## [Material provided]

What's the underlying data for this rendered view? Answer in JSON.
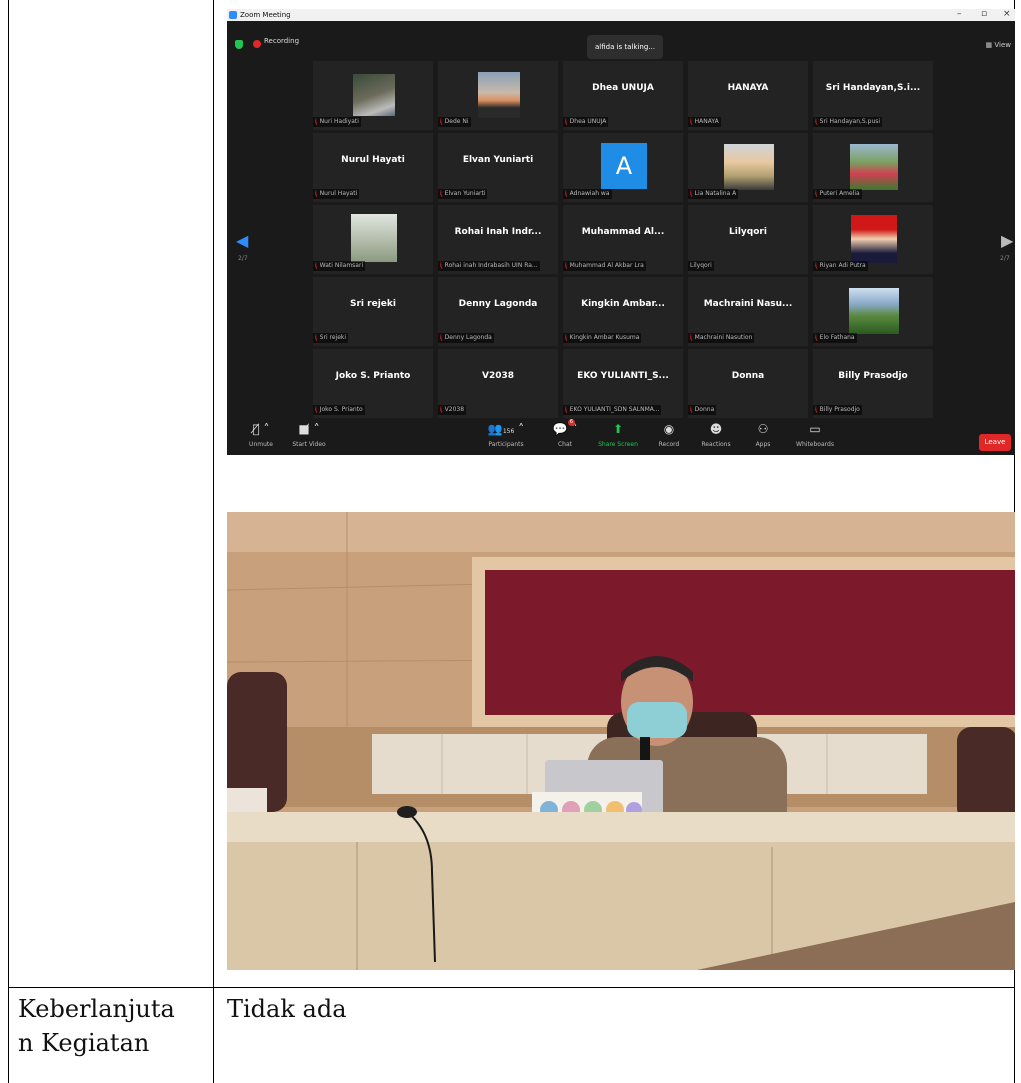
{
  "zoom": {
    "window_title": "Zoom Meeting",
    "recording_label": "Recording",
    "talking_banner": "alfida is talking...",
    "view_label": "View",
    "page_left": "2/7",
    "page_right": "2/7",
    "tiles": [
      {
        "display": "",
        "label": "Nuri Hadiyati"
      },
      {
        "display": "",
        "label": "Dede Ni"
      },
      {
        "display": "Dhea UNUJA",
        "label": "Dhea UNUJA"
      },
      {
        "display": "HANAYA",
        "label": "HANAYA"
      },
      {
        "display": "Sri Handayan,S.i...",
        "label": "Sri Handayan,S.pusi"
      },
      {
        "display": "Nurul Hayati",
        "label": "Nurul Hayati"
      },
      {
        "display": "Elvan Yuniarti",
        "label": "Elvan Yuniarti"
      },
      {
        "display": "A",
        "label": "Adnawiah wa"
      },
      {
        "display": "",
        "label": "Lia Natalina A"
      },
      {
        "display": "",
        "label": "Puteri Amelia"
      },
      {
        "display": "",
        "label": "Wati Nilamsari"
      },
      {
        "display": "Rohai Inah Indr...",
        "label": "Rohai inah Indrabasih UIN Ra..."
      },
      {
        "display": "Muhammad Al...",
        "label": "Muhammad Al Akbar Lra"
      },
      {
        "display": "Lilyqori",
        "label": "Lilyqori"
      },
      {
        "display": "",
        "label": "Riyan Adi Putra"
      },
      {
        "display": "Sri rejeki",
        "label": "Sri rejeki"
      },
      {
        "display": "Denny Lagonda",
        "label": "Denny Lagonda"
      },
      {
        "display": "Kingkin Ambar...",
        "label": "Kingkin Ambar Kusuma"
      },
      {
        "display": "Machraini Nasu...",
        "label": "Machraini Nasution"
      },
      {
        "display": "",
        "label": "Elo Fathana"
      },
      {
        "display": "Joko S. Prianto",
        "label": "Joko S. Prianto"
      },
      {
        "display": "V2038",
        "label": "V2038"
      },
      {
        "display": "EKO YULIANTI_S...",
        "label": "EKO YULIANTI_SDN SALNMA..."
      },
      {
        "display": "Donna",
        "label": "Donna"
      },
      {
        "display": "Billy Prasodjo",
        "label": "Billy Prasodjo"
      }
    ],
    "controls": {
      "unmute": "Unmute",
      "start_video": "Start Video",
      "participants": "Participants",
      "participants_count": "156",
      "chat": "Chat",
      "chat_badge": "6",
      "share_screen": "Share Screen",
      "record": "Record",
      "reactions": "Reactions",
      "apps": "Apps",
      "whiteboards": "Whiteboards",
      "leave": "Leave"
    }
  },
  "table": {
    "row_label": "Keberlanjutan Kegiatan",
    "row_label_line1": "Keberlanjuta",
    "row_label_line2": "n Kegiatan",
    "row_value": "Tidak ada"
  },
  "colors": {
    "zoom_bg": "#1a1a1a",
    "tile_bg": "#232323",
    "accent": "#2d8cff",
    "leave_red": "#e02828"
  }
}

## [Exercise directions]
Report the number of lines containing the string "Hayati" and add nothing to it.

## [Complete output]
2